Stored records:

▽

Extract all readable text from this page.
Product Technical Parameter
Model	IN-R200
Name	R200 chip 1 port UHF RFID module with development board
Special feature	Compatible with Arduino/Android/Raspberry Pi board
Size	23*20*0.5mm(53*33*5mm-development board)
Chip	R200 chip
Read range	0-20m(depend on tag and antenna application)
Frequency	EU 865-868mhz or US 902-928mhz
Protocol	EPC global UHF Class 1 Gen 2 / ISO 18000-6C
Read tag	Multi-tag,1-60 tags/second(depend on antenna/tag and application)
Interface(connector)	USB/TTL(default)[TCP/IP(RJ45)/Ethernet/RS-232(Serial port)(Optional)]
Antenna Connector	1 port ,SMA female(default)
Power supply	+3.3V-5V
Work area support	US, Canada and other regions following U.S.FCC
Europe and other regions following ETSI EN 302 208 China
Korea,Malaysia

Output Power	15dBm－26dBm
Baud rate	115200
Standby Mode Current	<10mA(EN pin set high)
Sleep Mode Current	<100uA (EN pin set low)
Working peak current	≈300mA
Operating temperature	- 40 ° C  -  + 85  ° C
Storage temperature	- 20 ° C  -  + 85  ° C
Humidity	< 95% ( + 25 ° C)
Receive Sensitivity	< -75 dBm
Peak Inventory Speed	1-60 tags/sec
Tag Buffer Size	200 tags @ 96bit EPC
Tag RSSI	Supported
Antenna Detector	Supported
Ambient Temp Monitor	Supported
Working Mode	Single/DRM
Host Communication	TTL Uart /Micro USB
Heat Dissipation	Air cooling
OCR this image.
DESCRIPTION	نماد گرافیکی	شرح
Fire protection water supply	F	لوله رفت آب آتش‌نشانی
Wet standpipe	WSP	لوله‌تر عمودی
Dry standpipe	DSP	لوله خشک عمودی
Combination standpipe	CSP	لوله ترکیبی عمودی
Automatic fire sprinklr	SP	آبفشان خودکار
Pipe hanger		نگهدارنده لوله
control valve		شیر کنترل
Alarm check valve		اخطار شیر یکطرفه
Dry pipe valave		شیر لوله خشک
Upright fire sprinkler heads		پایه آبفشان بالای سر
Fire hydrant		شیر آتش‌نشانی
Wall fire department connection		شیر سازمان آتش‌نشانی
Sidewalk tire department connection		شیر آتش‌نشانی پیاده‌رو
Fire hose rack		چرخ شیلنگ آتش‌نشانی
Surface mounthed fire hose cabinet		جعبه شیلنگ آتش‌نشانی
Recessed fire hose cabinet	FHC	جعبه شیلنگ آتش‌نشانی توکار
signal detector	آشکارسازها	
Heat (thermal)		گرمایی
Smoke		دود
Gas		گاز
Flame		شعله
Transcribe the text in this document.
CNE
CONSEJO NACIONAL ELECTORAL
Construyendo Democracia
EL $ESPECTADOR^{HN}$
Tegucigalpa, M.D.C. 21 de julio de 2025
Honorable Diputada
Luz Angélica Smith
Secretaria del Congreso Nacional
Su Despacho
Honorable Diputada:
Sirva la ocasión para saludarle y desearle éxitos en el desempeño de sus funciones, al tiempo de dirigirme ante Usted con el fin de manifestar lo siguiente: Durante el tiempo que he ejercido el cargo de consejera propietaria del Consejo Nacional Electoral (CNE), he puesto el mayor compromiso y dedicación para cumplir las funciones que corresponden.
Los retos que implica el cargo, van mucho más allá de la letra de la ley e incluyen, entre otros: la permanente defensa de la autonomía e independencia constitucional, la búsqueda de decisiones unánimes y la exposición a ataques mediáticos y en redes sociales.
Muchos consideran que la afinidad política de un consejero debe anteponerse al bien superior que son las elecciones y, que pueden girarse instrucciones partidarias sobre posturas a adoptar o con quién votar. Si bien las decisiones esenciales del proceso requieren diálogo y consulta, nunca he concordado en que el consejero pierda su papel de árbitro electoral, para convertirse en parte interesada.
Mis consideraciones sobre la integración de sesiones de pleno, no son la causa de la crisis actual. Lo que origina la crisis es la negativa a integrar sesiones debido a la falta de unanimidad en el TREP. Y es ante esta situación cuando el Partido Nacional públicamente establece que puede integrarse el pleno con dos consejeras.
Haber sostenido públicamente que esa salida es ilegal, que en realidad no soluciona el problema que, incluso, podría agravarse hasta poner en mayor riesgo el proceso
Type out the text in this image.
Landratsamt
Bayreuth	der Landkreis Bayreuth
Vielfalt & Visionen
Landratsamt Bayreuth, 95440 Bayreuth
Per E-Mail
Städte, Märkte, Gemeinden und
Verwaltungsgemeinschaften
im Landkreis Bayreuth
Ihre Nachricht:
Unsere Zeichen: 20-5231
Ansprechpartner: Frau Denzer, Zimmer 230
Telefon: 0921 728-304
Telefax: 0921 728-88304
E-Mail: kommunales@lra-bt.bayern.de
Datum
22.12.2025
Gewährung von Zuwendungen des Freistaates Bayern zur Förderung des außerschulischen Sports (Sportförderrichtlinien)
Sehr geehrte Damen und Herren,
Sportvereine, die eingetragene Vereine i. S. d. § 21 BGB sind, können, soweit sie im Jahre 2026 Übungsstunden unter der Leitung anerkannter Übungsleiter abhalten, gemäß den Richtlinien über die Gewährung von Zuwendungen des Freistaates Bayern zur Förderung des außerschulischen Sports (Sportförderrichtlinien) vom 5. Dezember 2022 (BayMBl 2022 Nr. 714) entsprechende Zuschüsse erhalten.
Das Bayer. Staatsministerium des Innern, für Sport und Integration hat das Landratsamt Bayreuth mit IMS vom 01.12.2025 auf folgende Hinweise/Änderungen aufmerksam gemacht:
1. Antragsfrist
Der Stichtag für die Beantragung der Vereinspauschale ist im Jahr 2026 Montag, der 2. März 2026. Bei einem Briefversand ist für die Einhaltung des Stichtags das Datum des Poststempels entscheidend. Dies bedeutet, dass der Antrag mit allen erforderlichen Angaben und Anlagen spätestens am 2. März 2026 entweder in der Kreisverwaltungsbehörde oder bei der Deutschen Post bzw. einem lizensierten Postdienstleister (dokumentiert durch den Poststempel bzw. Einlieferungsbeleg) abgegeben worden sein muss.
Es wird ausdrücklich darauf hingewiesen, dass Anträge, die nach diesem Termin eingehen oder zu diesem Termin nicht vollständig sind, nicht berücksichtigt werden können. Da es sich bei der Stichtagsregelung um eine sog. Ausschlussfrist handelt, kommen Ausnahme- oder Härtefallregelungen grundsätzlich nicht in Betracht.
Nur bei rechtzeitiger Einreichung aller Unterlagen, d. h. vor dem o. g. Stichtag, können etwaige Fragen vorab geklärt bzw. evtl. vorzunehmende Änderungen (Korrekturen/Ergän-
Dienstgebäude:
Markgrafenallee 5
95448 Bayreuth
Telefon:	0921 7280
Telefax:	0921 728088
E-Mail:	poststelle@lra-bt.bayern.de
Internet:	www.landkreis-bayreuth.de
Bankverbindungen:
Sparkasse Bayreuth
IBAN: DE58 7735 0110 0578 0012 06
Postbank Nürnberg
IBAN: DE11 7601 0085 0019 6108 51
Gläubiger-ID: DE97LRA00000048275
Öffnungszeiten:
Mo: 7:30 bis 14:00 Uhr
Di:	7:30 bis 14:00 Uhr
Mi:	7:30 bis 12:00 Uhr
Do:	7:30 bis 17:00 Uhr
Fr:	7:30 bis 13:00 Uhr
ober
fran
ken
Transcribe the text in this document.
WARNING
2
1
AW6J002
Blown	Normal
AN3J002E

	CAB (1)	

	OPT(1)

△

• _THE EXERCISE_
Pull out every line of the records that includes the string "default".

• _RESULT OF THIS TASK_
Interface(connector)	USB/TTL(default)[TCP/IP(RJ45)/Ethernet/RS-232(Serial port)(Optional)]
Antenna Connector	1 port ,SMA female(default)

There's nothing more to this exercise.